Required work.
a. List every distinct email address that appears in the network virtualization post below.
b. Write a continuation of the network virtualization post below, starting right after its final sentence.

Selected text.

-----

[Devel] Re: Network virtualization/isolation

Eric W. Biederman ebiederm at xmission.com
Sat Nov 25 11:26:45 PST 2006


"Leonid Grossman" <Leonid.Grossman at neterion.com> writes:

>  
>
>> -----Original Message-----
>> From: netdev-owner at vger.kernel.org 
>> [mailto:netdev-owner at vger.kernel.org] On Behalf Of Eric W. Biederman
>
>> Then the question is how do we reduce the overhead when we 
>> don't have enough physical network interfaces to go around.  
>> My feeling is that we could push the work to the network 
>> adapters and allow single physical network adapters to 
>> support multiple network interfaces, each with a different 
>> link-layer address.  At which point the overhead is nearly 
>> nothing and newer network adapters may start implementing 
>> enough filtering in hardware to do all of the work for us.
>
> Correct, to a degree. 
> There will be always a limit on the number of physical "channels" that a
> NIC 
> can support, while keeping these channels fully independent and
> protected at the hw level.

-----

Data supplied.
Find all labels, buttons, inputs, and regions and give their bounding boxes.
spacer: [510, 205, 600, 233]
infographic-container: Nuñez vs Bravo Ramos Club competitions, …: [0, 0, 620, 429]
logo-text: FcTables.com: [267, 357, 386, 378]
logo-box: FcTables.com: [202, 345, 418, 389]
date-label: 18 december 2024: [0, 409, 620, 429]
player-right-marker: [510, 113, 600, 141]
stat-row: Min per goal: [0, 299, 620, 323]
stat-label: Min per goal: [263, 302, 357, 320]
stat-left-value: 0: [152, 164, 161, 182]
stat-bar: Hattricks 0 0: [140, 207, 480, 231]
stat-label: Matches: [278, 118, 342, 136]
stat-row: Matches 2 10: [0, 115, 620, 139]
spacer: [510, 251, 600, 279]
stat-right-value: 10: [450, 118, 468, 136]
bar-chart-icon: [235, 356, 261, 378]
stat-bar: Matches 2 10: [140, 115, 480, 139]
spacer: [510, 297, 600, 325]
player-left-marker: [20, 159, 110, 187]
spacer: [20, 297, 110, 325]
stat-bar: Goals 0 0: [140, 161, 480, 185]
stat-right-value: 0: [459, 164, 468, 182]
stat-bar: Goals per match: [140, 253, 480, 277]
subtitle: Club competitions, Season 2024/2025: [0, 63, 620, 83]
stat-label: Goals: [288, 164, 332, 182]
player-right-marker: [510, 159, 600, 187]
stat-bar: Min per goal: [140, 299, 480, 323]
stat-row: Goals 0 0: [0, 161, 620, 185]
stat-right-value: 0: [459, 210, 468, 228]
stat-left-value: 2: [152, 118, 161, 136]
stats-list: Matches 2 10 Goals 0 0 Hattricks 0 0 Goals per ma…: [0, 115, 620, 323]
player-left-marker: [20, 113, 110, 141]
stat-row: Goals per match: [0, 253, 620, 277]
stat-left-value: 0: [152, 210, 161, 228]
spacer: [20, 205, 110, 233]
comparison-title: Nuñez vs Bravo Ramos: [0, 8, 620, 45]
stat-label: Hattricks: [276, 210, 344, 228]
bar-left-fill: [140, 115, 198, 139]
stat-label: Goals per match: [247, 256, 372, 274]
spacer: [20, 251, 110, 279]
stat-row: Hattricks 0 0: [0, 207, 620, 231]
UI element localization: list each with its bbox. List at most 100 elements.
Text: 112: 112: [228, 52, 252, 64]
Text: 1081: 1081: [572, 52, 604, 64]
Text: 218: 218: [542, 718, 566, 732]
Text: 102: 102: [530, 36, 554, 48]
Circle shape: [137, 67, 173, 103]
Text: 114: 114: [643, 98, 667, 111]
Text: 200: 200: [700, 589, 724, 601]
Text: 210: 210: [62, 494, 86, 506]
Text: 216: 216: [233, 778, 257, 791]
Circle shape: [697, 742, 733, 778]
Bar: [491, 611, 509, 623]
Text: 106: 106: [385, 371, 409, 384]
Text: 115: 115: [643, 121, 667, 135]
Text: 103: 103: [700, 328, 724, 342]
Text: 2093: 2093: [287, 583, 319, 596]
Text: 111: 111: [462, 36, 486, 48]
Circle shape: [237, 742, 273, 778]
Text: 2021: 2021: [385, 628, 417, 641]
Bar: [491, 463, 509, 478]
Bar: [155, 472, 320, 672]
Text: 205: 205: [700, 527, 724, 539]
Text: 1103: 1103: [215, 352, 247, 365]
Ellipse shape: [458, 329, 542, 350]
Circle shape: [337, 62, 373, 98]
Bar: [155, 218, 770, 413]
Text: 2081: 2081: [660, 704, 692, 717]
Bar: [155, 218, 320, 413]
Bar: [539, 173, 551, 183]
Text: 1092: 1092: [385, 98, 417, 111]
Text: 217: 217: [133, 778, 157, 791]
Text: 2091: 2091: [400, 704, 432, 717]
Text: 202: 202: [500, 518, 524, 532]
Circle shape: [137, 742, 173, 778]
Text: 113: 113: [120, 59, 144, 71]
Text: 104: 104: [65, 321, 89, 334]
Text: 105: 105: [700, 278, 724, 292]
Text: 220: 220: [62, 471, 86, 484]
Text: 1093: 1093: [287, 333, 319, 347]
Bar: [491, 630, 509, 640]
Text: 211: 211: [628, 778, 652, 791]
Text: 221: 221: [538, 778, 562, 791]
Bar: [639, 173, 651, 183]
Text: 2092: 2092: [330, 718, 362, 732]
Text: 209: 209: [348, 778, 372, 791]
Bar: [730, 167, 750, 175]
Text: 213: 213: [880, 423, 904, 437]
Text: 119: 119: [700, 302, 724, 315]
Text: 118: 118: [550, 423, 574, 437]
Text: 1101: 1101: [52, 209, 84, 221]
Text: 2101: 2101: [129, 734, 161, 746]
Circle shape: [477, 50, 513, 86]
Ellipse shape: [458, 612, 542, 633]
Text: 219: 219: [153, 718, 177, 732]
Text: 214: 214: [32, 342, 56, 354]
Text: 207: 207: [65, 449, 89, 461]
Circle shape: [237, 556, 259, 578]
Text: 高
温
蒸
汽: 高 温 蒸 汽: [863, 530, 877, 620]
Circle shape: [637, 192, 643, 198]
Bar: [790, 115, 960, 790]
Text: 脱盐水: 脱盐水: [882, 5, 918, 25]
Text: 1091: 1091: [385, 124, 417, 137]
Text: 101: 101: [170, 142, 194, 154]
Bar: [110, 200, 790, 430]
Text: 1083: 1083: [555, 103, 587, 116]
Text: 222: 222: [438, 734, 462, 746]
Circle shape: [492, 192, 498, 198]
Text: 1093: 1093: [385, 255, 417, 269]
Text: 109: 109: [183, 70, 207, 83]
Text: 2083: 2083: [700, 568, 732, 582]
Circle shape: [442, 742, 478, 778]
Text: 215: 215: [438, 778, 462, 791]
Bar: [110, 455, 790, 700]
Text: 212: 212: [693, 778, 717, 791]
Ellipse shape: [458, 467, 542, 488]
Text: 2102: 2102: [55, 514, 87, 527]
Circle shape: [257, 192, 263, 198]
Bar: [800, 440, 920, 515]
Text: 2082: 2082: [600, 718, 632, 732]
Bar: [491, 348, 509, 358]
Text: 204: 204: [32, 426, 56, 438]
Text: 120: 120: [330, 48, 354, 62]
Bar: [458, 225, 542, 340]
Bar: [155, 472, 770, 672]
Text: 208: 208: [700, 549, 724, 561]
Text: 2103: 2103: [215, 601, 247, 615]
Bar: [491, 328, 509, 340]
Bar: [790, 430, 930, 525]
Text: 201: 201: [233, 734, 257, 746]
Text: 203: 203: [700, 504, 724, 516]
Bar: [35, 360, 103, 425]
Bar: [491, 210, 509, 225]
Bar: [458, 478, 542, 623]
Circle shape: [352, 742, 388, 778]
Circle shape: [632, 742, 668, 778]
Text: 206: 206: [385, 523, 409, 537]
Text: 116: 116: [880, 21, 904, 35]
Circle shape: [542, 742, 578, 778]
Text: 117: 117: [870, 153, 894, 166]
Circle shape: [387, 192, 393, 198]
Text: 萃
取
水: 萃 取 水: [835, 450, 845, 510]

-----

Task-by-task answers.
a.
ebiederm at xmission.com
Leonid.Grossman at neterion.com
netdev-owner at vger.kernel.org

b.
> So, you will probably still need to implement the sw path, 
> with the assumption that some containers (that care about performance)
> will get a separate 
> NIC interface and avoid the overhead, and other containers will have to
> use the sw path. 
> There are some multi-channel NICs shipping today so it would be possible
> to see the overhead between the two options (I suspect it will be quite
> noticeable), but for a general idea about what work could be pushed down
> to network adapters in the near future you can look at the pcisig.com
> I/O Virtualization Workgroup. 
> Once the single root I/O Virtualization spec is completed, it is likely
> to be supported by several NIC vendors to provide multiple network
> interfaces on a single NIC that you are looking for.

Pushing it all of the way into the hardware is an optimization, that while
great is likely not necessary.  Simply doing a table lookup by
link-level address and selecting between several network interfaces
is enough to ensure we only traverse the network stack once.

To keep overhead down in the container case I don't need the hardware
support to be so good you can do kernel bypass and still trust that
everything is safe.  I simply a fast link-level address to container
mapping.  We already look at the link-level address on every packet
received so that should not generate any extra cache misses.

In the worst case I might need someone to go as far as the Grand
Unified Lookup to remove all of the overheads.  Except for
distributing the work load more evenly across the machine with
separate interrupts and the like I see no need for separate hardware
channels to make things go fast for my needs.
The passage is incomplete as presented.